Task requirements: From the listing below, extract every line that contains the word "Paid". Copy each such line in full.

* start *

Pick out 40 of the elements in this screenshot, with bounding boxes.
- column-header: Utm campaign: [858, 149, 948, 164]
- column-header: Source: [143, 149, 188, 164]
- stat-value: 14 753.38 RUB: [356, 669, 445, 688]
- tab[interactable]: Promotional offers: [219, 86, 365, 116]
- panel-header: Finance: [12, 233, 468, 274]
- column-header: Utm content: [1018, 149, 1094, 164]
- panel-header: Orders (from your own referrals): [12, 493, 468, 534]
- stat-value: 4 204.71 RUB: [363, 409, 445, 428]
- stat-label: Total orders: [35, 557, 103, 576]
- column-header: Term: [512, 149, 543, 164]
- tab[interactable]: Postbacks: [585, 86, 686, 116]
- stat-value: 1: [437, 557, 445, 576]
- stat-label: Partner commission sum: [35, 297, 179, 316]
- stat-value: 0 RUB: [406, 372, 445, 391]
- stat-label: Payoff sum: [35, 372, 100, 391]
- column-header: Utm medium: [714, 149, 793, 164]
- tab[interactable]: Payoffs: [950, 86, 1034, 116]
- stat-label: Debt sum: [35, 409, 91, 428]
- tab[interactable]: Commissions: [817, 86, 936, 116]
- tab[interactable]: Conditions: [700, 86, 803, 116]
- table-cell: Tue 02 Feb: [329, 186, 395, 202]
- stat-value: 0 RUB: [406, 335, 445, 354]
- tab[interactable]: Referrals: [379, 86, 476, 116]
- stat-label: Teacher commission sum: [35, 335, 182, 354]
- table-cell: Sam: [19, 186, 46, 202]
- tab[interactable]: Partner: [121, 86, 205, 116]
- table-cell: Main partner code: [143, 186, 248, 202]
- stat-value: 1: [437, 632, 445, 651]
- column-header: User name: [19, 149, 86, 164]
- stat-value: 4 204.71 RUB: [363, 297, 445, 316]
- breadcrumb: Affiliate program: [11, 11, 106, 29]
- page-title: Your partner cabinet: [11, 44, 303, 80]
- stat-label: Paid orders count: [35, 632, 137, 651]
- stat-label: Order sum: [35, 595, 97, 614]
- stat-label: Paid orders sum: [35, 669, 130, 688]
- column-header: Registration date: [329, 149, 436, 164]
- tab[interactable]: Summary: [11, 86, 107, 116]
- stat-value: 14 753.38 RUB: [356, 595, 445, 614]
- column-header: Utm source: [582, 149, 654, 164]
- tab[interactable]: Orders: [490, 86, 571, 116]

* end *

Solved problem:
- stat-label: Paid orders count: [35, 632, 137, 651]
- stat-label: Paid orders sum: [35, 669, 130, 688]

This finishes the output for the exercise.